▶ _What to produce_
Work out how many lines of the listing hold "измерения", then state only that count.

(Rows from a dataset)
________________________

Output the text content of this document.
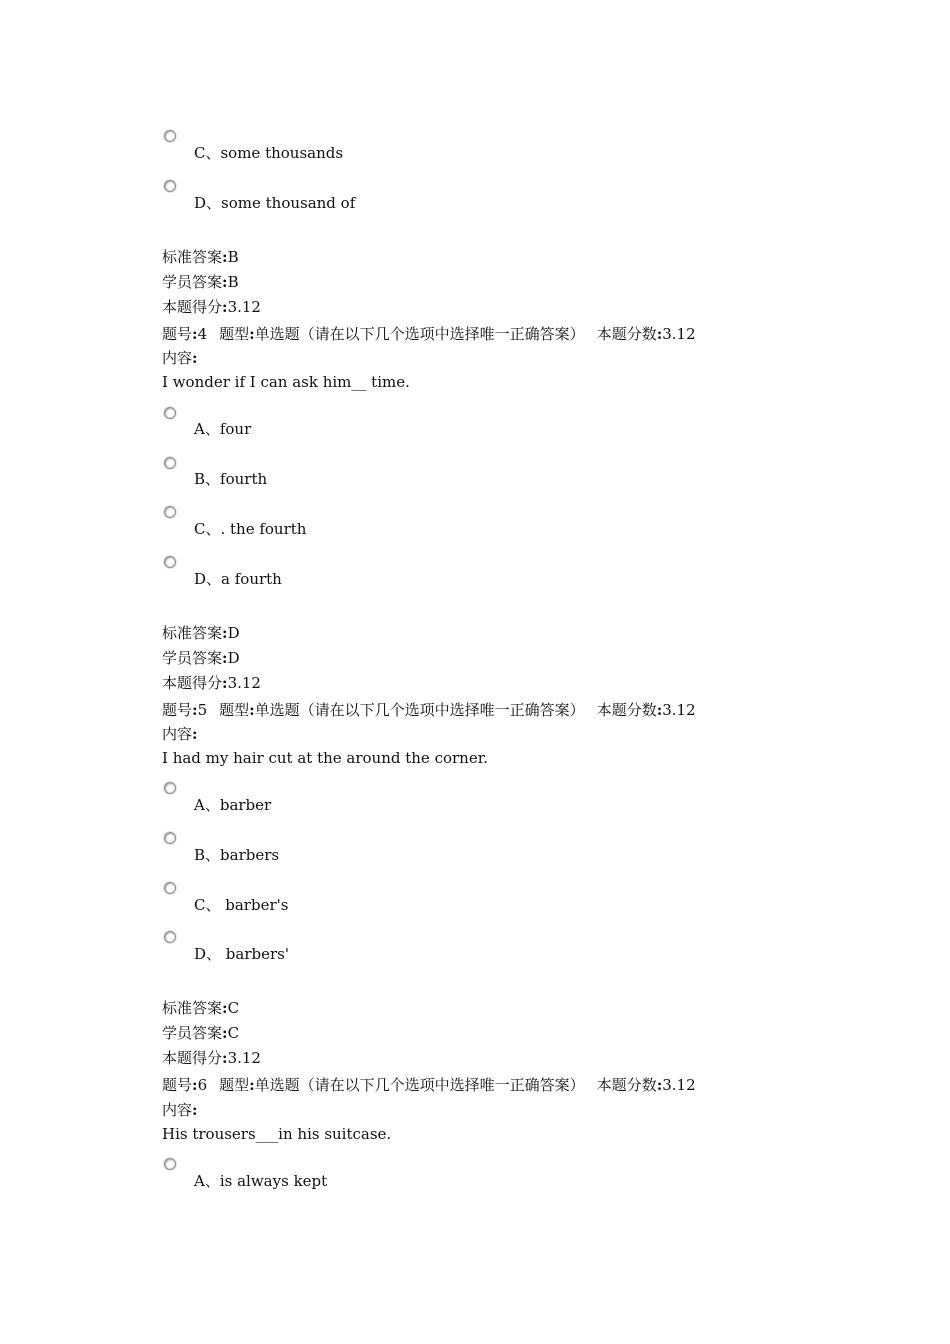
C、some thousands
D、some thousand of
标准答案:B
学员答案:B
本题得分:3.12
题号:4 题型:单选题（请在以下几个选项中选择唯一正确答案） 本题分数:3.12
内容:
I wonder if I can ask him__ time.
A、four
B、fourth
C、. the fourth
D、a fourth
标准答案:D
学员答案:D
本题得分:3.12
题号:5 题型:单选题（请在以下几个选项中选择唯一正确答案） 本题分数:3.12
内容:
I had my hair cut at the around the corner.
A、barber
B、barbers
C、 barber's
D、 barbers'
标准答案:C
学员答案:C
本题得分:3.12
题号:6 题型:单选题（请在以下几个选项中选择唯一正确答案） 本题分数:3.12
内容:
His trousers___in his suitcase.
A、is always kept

________________________

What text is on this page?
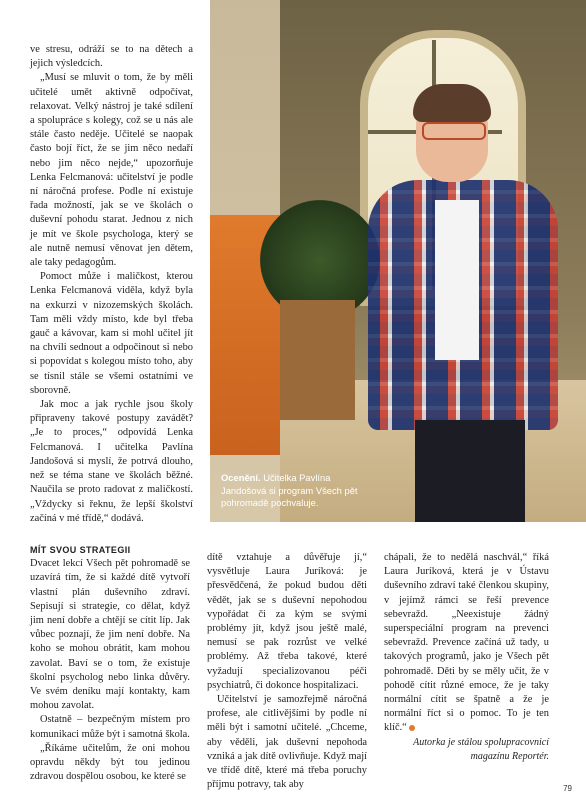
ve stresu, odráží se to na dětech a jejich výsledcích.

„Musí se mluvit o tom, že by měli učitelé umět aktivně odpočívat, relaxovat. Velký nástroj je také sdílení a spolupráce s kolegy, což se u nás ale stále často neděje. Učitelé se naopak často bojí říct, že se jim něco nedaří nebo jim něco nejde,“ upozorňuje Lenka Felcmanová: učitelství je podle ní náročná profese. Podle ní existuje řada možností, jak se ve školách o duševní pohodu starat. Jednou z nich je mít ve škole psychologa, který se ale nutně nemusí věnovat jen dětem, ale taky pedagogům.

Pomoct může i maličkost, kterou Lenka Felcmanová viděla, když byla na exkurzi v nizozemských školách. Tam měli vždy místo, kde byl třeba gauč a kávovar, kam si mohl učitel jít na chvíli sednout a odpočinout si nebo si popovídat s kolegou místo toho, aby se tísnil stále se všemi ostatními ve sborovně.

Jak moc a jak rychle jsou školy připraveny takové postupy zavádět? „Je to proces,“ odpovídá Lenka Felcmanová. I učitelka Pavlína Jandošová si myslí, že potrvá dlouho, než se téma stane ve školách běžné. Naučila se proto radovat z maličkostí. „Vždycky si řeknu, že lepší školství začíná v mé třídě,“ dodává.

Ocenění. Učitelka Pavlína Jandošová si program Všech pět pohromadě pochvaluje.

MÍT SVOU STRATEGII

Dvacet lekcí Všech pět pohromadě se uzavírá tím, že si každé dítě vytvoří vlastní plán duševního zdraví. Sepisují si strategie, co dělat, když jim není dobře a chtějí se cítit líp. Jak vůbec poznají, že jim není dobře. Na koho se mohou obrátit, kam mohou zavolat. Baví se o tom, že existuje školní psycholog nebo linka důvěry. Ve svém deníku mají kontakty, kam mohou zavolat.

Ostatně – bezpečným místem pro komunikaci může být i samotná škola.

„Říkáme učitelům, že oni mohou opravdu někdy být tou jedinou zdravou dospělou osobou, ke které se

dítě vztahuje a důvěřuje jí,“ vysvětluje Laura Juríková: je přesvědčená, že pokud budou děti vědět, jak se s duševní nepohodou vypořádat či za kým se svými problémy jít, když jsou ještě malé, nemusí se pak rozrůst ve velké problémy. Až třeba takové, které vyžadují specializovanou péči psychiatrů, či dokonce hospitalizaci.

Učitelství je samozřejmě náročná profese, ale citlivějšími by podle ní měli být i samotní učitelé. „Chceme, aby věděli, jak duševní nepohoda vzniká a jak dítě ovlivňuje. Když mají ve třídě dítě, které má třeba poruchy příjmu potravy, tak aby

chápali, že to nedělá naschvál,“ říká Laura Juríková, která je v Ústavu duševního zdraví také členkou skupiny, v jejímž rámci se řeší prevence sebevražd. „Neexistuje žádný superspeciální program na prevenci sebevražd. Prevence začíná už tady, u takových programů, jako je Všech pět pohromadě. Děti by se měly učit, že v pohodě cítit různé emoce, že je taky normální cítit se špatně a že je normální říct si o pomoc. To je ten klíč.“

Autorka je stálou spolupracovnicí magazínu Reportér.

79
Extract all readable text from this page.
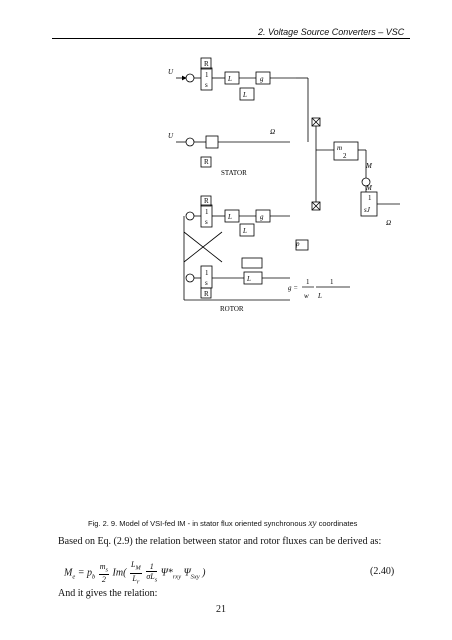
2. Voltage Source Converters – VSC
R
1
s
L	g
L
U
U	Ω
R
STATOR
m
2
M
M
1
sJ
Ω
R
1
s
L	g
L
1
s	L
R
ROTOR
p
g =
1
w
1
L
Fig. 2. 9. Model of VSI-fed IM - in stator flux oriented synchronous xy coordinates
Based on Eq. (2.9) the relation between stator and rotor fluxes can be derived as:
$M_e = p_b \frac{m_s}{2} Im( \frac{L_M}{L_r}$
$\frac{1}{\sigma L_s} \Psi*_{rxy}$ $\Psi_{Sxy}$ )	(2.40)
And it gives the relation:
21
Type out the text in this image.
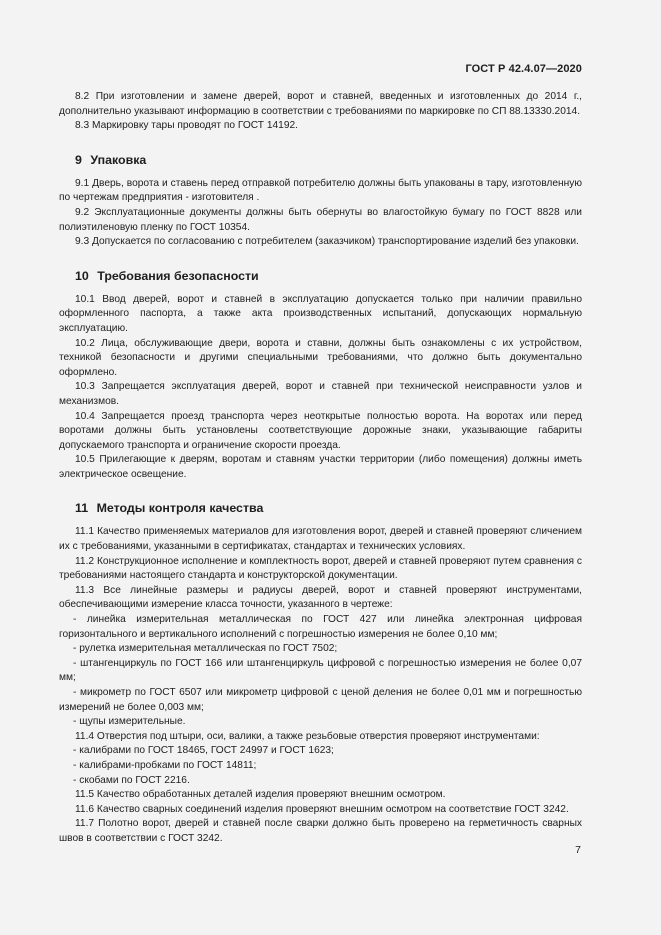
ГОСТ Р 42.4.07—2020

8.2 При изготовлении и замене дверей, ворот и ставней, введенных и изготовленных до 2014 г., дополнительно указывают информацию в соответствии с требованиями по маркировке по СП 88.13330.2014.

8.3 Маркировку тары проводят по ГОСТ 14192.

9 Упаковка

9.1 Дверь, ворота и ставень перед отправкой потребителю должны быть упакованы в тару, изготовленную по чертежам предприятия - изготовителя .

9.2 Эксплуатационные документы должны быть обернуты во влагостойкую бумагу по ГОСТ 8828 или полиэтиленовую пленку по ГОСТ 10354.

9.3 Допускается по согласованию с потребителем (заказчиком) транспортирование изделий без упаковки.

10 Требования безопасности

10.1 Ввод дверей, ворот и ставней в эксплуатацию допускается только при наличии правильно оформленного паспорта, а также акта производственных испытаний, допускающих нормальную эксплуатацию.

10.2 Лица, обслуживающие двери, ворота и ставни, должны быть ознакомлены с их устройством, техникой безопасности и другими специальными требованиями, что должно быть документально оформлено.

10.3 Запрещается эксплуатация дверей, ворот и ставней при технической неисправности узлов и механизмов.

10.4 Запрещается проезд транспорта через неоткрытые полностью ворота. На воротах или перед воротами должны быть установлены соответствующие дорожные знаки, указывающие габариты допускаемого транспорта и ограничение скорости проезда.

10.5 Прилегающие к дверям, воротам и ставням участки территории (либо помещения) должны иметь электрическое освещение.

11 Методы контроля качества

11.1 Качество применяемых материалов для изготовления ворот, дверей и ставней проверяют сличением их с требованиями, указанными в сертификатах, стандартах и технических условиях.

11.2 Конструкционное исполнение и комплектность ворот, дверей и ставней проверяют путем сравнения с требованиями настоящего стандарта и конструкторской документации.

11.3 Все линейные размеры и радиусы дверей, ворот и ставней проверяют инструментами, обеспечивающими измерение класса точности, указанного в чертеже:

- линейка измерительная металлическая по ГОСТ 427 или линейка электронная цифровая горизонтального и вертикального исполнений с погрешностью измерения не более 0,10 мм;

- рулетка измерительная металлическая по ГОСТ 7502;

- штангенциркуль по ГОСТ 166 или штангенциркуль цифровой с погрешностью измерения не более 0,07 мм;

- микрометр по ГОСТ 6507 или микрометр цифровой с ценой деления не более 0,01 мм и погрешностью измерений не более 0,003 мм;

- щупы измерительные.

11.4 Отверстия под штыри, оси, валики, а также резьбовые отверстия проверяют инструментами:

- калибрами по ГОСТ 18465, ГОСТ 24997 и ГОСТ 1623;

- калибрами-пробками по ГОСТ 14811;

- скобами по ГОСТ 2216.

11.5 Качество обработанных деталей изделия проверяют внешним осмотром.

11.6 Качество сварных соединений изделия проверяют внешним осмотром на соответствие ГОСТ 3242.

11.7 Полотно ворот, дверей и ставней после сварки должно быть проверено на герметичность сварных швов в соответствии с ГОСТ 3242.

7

________________________

▶ _Exercise response_
2